> **TASK PROMPT**
Tally the lines containing the word "Gradient" and give the total alone.
= = = = =
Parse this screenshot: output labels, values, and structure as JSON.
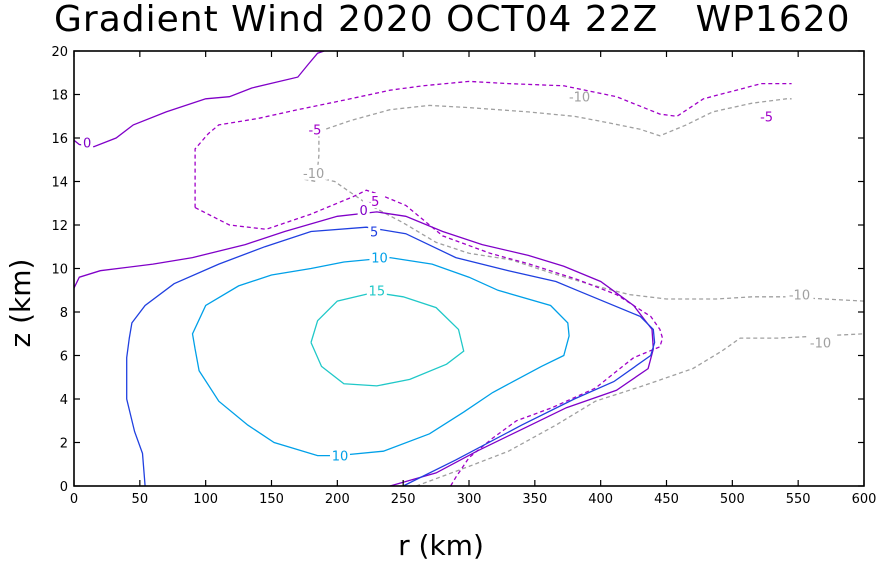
{
  "header": {
    "title": "Gradient Wind 2020 OCT04 22Z   WP1620"
  },
  "chart_data": {
    "type": "contour",
    "title": "Gradient Wind 2020 OCT04 22Z   WP1620",
    "xlabel": "r (km)",
    "ylabel": "z (km)",
    "xlim": [
      0,
      600
    ],
    "ylim": [
      0,
      20
    ],
    "x_ticks": [
      "0",
      "50",
      "100",
      "150",
      "200",
      "250",
      "300",
      "350",
      "400",
      "450",
      "500",
      "550",
      "600"
    ],
    "y_ticks": [
      "0",
      "2",
      "4",
      "6",
      "8",
      "10",
      "12",
      "14",
      "16",
      "18",
      "20"
    ],
    "grid": false,
    "contours": [
      {
        "level": -10,
        "color": "#a0a0a0",
        "dashed": true,
        "label_text": "-10",
        "lines": [
          [
            [
              175,
              14.1
            ],
            [
              184,
              14.2
            ],
            [
              198,
              14.0
            ],
            [
              222,
              13.0
            ],
            [
              250,
              12.1
            ],
            [
              275,
              11.2
            ],
            [
              300,
              10.7
            ],
            [
              332,
              10.4
            ],
            [
              362,
              9.8
            ],
            [
              396,
              9.2
            ],
            [
              422,
              8.8
            ],
            [
              450,
              8.6
            ],
            [
              488,
              8.6
            ],
            [
              515,
              8.7
            ],
            [
              540,
              8.7
            ],
            [
              570,
              8.6
            ],
            [
              600,
              8.5
            ]
          ],
          [
            [
              175,
              14.1
            ],
            [
              184,
              14.0
            ],
            [
              186,
              15.2
            ],
            [
              186,
              16.3
            ],
            [
              210,
              16.8
            ],
            [
              240,
              17.3
            ],
            [
              270,
              17.5
            ],
            [
              300,
              17.4
            ],
            [
              345,
              17.2
            ],
            [
              380,
              17.0
            ],
            [
              406,
              16.7
            ],
            [
              430,
              16.4
            ],
            [
              445,
              16.1
            ],
            [
              465,
              16.6
            ],
            [
              485,
              17.2
            ],
            [
              515,
              17.6
            ],
            [
              541,
              17.8
            ],
            [
              545,
              17.8
            ]
          ],
          [
            [
              260,
              0
            ],
            [
              300,
              0.9
            ],
            [
              330,
              1.6
            ],
            [
              366,
              2.8
            ],
            [
              396,
              3.9
            ],
            [
              432,
              4.6
            ],
            [
              470,
              5.4
            ],
            [
              492,
              6.2
            ],
            [
              506,
              6.8
            ],
            [
              535,
              6.8
            ],
            [
              568,
              6.9
            ],
            [
              600,
              7.0
            ]
          ]
        ],
        "labels": [
          [
            182,
            14.4
          ],
          [
            384,
            17.9
          ],
          [
            551,
            8.8
          ],
          [
            567,
            6.6
          ]
        ]
      },
      {
        "level": -5,
        "color": "#a000c8",
        "dashed": true,
        "label_text": "-5",
        "lines": [
          [
            [
              92,
              12.8
            ],
            [
              118,
              12.0
            ],
            [
              146,
              11.8
            ],
            [
              180,
              12.5
            ],
            [
              212,
              13.3
            ],
            [
              222,
              13.6
            ],
            [
              232,
              13.4
            ],
            [
              252,
              12.9
            ],
            [
              280,
              11.5
            ],
            [
              316,
              10.7
            ],
            [
              346,
              10.2
            ],
            [
              382,
              9.5
            ],
            [
              412,
              8.8
            ],
            [
              438,
              7.8
            ],
            [
              445,
              7.2
            ],
            [
              447,
              6.8
            ],
            [
              445,
              6.4
            ],
            [
              425,
              5.9
            ],
            [
              396,
              4.5
            ],
            [
              363,
              3.6
            ],
            [
              336,
              3.0
            ],
            [
              318,
              2.2
            ],
            [
              300,
              1.3
            ],
            [
              290,
              0.4
            ],
            [
              286,
              0
            ]
          ],
          [
            [
              92,
              12.8
            ],
            [
              92,
              14.6
            ],
            [
              92,
              15.5
            ],
            [
              102,
              16.2
            ],
            [
              110,
              16.6
            ],
            [
              140,
              16.9
            ],
            [
              170,
              17.3
            ],
            [
              210,
              17.8
            ],
            [
              240,
              18.2
            ],
            [
              265,
              18.4
            ],
            [
              300,
              18.6
            ],
            [
              330,
              18.5
            ],
            [
              372,
              18.4
            ],
            [
              412,
              17.9
            ],
            [
              445,
              17.1
            ],
            [
              458,
              17.0
            ],
            [
              478,
              17.8
            ],
            [
              503,
              18.2
            ],
            [
              522,
              18.5
            ],
            [
              545,
              18.5
            ]
          ]
        ],
        "labels": [
          [
            183,
            16.4
          ],
          [
            227,
            13.1
          ],
          [
            526,
            17.0
          ]
        ]
      },
      {
        "level": 0,
        "color": "#8000c8",
        "dashed": false,
        "label_text": "0",
        "lines": [
          [
            [
              0,
              15.9
            ],
            [
              4,
              15.7
            ],
            [
              15,
              15.6
            ],
            [
              32,
              16.0
            ],
            [
              45,
              16.6
            ],
            [
              70,
              17.2
            ],
            [
              100,
              17.8
            ],
            [
              118,
              17.9
            ],
            [
              135,
              18.3
            ],
            [
              170,
              18.8
            ],
            [
              178,
              19.4
            ],
            [
              185,
              19.9
            ],
            [
              190,
              20.0
            ]
          ],
          [
            [
              0,
              9.1
            ],
            [
              4,
              9.6
            ],
            [
              20,
              9.9
            ],
            [
              60,
              10.2
            ],
            [
              90,
              10.5
            ],
            [
              110,
              10.8
            ],
            [
              130,
              11.1
            ],
            [
              160,
              11.7
            ],
            [
              200,
              12.4
            ],
            [
              230,
              12.6
            ],
            [
              252,
              12.4
            ],
            [
              280,
              11.7
            ],
            [
              310,
              11.1
            ],
            [
              345,
              10.6
            ],
            [
              372,
              10.1
            ],
            [
              400,
              9.4
            ],
            [
              425,
              8.3
            ],
            [
              439,
              7.2
            ],
            [
              440,
              6.3
            ],
            [
              436,
              5.4
            ],
            [
              412,
              4.4
            ],
            [
              374,
              3.6
            ],
            [
              340,
              2.6
            ],
            [
              306,
              1.6
            ],
            [
              275,
              0.6
            ],
            [
              240,
              0
            ]
          ]
        ],
        "labels": [
          [
            10,
            15.8
          ],
          [
            220,
            12.7
          ]
        ]
      },
      {
        "level": 5,
        "color": "#2040e0",
        "dashed": false,
        "label_text": "5",
        "lines": [
          [
            [
              54,
              0
            ],
            [
              52,
              1.5
            ],
            [
              46,
              2.5
            ],
            [
              40,
              4.0
            ],
            [
              40,
              5.9
            ],
            [
              42,
              6.8
            ],
            [
              44,
              7.5
            ],
            [
              54,
              8.3
            ],
            [
              76,
              9.3
            ],
            [
              110,
              10.2
            ],
            [
              145,
              11.0
            ],
            [
              180,
              11.7
            ],
            [
              222,
              11.9
            ],
            [
              252,
              11.6
            ],
            [
              290,
              10.5
            ],
            [
              330,
              9.9
            ],
            [
              366,
              9.4
            ],
            [
              382,
              9.0
            ],
            [
              430,
              7.8
            ],
            [
              440,
              7.2
            ],
            [
              441,
              6.6
            ],
            [
              438,
              6.0
            ],
            [
              410,
              4.8
            ],
            [
              380,
              4.0
            ],
            [
              340,
              2.8
            ],
            [
              290,
              1.2
            ],
            [
              250,
              0
            ]
          ]
        ],
        "labels": [
          [
            228,
            11.7
          ]
        ]
      },
      {
        "level": 10,
        "color": "#00a0e8",
        "dashed": false,
        "label_text": "10",
        "lines": [
          [
            [
              92,
              6.3
            ],
            [
              90,
              7.0
            ],
            [
              100,
              8.3
            ],
            [
              125,
              9.2
            ],
            [
              150,
              9.7
            ],
            [
              180,
              10.0
            ],
            [
              205,
              10.3
            ],
            [
              240,
              10.5
            ],
            [
              272,
              10.2
            ],
            [
              300,
              9.6
            ],
            [
              322,
              9.0
            ],
            [
              362,
              8.3
            ],
            [
              375,
              7.5
            ],
            [
              376,
              6.9
            ],
            [
              372,
              6.0
            ],
            [
              355,
              5.5
            ],
            [
              318,
              4.3
            ],
            [
              296,
              3.4
            ],
            [
              270,
              2.4
            ],
            [
              235,
              1.6
            ],
            [
              200,
              1.4
            ],
            [
              185,
              1.4
            ],
            [
              152,
              2.0
            ],
            [
              132,
              2.8
            ],
            [
              110,
              3.9
            ],
            [
              95,
              5.3
            ],
            [
              92,
              6.3
            ]
          ]
        ],
        "labels": [
          [
            202,
            1.4
          ],
          [
            232,
            10.5
          ]
        ]
      },
      {
        "level": 15,
        "color": "#20c8c8",
        "dashed": false,
        "label_text": "15",
        "lines": [
          [
            [
              180,
              6.6
            ],
            [
              185,
              7.6
            ],
            [
              200,
              8.5
            ],
            [
              228,
              8.9
            ],
            [
              250,
              8.7
            ],
            [
              275,
              8.2
            ],
            [
              292,
              7.2
            ],
            [
              296,
              6.2
            ],
            [
              283,
              5.6
            ],
            [
              255,
              4.9
            ],
            [
              230,
              4.6
            ],
            [
              205,
              4.7
            ],
            [
              188,
              5.5
            ],
            [
              180,
              6.6
            ]
          ]
        ],
        "labels": [
          [
            230,
            9.0
          ]
        ]
      }
    ]
  }
}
= = = = =
> **FULL OUTPUT**
2